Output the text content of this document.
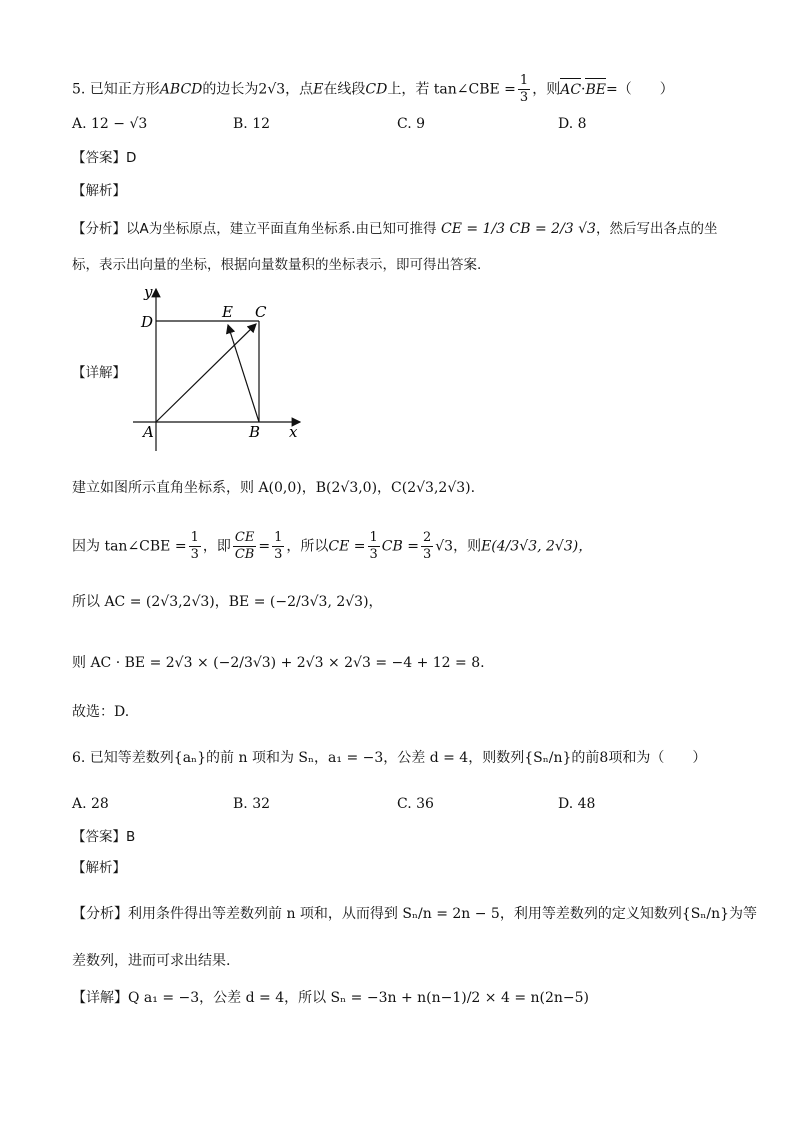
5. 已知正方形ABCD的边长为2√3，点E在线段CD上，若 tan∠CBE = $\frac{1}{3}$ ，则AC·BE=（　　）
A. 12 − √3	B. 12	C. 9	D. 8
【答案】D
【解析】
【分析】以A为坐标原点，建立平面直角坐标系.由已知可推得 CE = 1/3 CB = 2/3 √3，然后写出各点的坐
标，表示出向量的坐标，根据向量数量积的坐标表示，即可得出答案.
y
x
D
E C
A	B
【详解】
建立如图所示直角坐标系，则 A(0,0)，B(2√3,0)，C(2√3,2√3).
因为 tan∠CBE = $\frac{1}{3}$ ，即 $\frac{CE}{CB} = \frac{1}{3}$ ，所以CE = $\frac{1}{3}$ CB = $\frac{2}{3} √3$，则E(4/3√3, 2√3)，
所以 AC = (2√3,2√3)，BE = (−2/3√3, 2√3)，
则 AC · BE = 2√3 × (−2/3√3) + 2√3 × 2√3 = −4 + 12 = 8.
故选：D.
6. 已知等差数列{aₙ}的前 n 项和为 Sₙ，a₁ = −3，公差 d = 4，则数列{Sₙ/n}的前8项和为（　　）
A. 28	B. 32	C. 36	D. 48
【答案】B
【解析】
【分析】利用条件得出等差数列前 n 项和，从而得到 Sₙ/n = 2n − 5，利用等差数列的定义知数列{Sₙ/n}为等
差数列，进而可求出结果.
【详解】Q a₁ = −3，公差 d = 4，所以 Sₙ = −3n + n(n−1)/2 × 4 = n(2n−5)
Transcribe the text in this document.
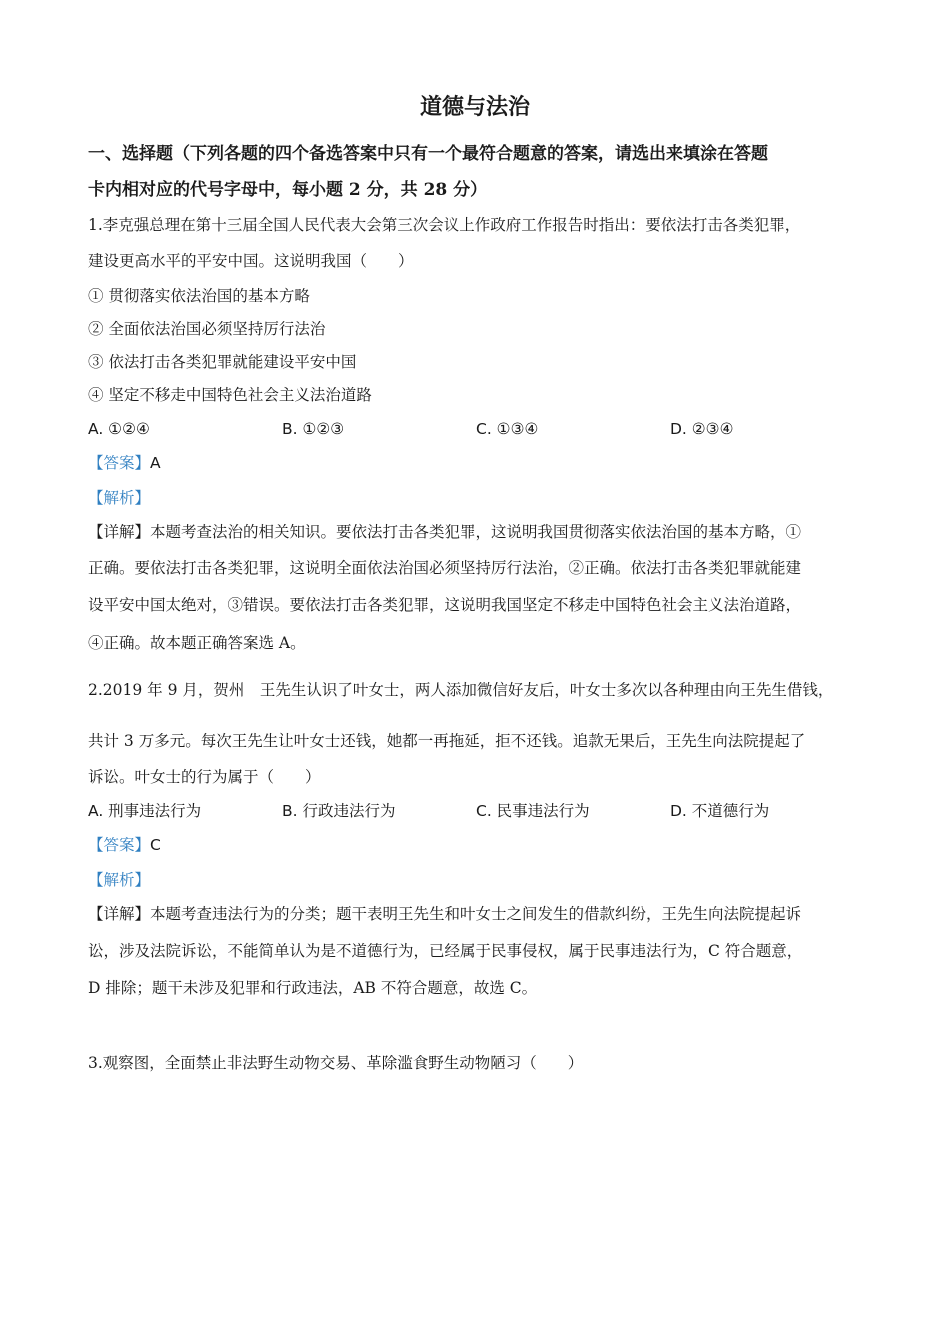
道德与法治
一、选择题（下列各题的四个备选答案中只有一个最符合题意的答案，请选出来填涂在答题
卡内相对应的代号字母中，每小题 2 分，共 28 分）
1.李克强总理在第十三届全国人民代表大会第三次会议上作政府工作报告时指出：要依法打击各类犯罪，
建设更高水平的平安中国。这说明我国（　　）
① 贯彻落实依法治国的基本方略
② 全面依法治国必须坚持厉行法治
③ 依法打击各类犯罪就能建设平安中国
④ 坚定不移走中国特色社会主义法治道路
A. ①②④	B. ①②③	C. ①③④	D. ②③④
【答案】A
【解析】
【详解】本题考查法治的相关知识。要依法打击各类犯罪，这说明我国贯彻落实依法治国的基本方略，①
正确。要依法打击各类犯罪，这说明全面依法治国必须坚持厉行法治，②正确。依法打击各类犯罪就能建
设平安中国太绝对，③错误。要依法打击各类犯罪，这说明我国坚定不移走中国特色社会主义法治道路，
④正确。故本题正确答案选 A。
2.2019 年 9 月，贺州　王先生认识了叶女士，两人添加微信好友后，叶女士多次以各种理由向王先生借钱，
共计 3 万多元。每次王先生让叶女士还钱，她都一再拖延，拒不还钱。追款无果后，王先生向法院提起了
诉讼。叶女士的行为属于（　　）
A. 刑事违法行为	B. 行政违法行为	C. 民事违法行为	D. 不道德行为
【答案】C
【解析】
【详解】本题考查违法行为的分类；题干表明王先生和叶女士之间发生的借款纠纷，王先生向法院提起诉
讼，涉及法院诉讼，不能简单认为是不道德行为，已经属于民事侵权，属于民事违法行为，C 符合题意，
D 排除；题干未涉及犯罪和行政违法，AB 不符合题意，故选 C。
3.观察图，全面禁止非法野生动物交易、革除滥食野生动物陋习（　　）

────────────────────────────────────────

WRITTEN REQUEST: Without the pictures, output the full listing exactly as it stands.

OUTPUT OF THE TASK:
Output the text content of this document.
5. 已知正方形ABCD的边长为2√3，点E在线段CD上，若 tan∠CBE = $\frac{1}{3}$ ，则AC·BE=（　　）
A. 12 − √3	B. 12	C. 9	D. 8
【答案】D
【解析】
【分析】以A为坐标原点，建立平面直角坐标系.由已知可推得 CE = 1/3 CB = 2/3 √3，然后写出各点的坐
标，表示出向量的坐标，根据向量数量积的坐标表示，即可得出答案.
y
x
D
E C
A	B
【详解】
建立如图所示直角坐标系，则 A(0,0)，B(2√3,0)，C(2√3,2√3).
因为 tan∠CBE = $\frac{1}{3}$ ，即 $\frac{CE}{CB} = \frac{1}{3}$ ，所以CE = $\frac{1}{3}$ CB = $\frac{2}{3} √3$，则E(4/3√3, 2√3)，
所以 AC = (2√3,2√3)，BE = (−2/3√3, 2√3)，
则 AC · BE = 2√3 × (−2/3√3) + 2√3 × 2√3 = −4 + 12 = 8.
故选：D.
6. 已知等差数列{aₙ}的前 n 项和为 Sₙ，a₁ = −3，公差 d = 4，则数列{Sₙ/n}的前8项和为（　　）
A. 28	B. 32	C. 36	D. 48
【答案】B
【解析】
【分析】利用条件得出等差数列前 n 项和，从而得到 Sₙ/n = 2n − 5，利用等差数列的定义知数列{Sₙ/n}为等
差数列，进而可求出结果.
【详解】Q a₁ = −3，公差 d = 4，所以 Sₙ = −3n + n(n−1)/2 × 4 = n(2n−5)
Transcribe the text in this document.
道德与法治
一、选择题（下列各题的四个备选答案中只有一个最符合题意的答案，请选出来填涂在答题
卡内相对应的代号字母中，每小题 2 分，共 28 分）
1.李克强总理在第十三届全国人民代表大会第三次会议上作政府工作报告时指出：要依法打击各类犯罪，
建设更高水平的平安中国。这说明我国（　　）
① 贯彻落实依法治国的基本方略
② 全面依法治国必须坚持厉行法治
③ 依法打击各类犯罪就能建设平安中国
④ 坚定不移走中国特色社会主义法治道路
A. ①②④	B. ①②③	C. ①③④	D. ②③④
【答案】A
【解析】
【详解】本题考查法治的相关知识。要依法打击各类犯罪，这说明我国贯彻落实依法治国的基本方略，①
正确。要依法打击各类犯罪，这说明全面依法治国必须坚持厉行法治，②正确。依法打击各类犯罪就能建
设平安中国太绝对，③错误。要依法打击各类犯罪，这说明我国坚定不移走中国特色社会主义法治道路，
④正确。故本题正确答案选 A。
2.2019 年 9 月，贺州　王先生认识了叶女士，两人添加微信好友后，叶女士多次以各种理由向王先生借钱，
共计 3 万多元。每次王先生让叶女士还钱，她都一再拖延，拒不还钱。追款无果后，王先生向法院提起了
诉讼。叶女士的行为属于（　　）
A. 刑事违法行为	B. 行政违法行为	C. 民事违法行为	D. 不道德行为
【答案】C
【解析】
【详解】本题考查违法行为的分类；题干表明王先生和叶女士之间发生的借款纠纷，王先生向法院提起诉
讼，涉及法院诉讼，不能简单认为是不道德行为，已经属于民事侵权，属于民事违法行为，C 符合题意，
D 排除；题干未涉及犯罪和行政违法，AB 不符合题意，故选 C。
3.观察图，全面禁止非法野生动物交易、革除滥食野生动物陋习（　　）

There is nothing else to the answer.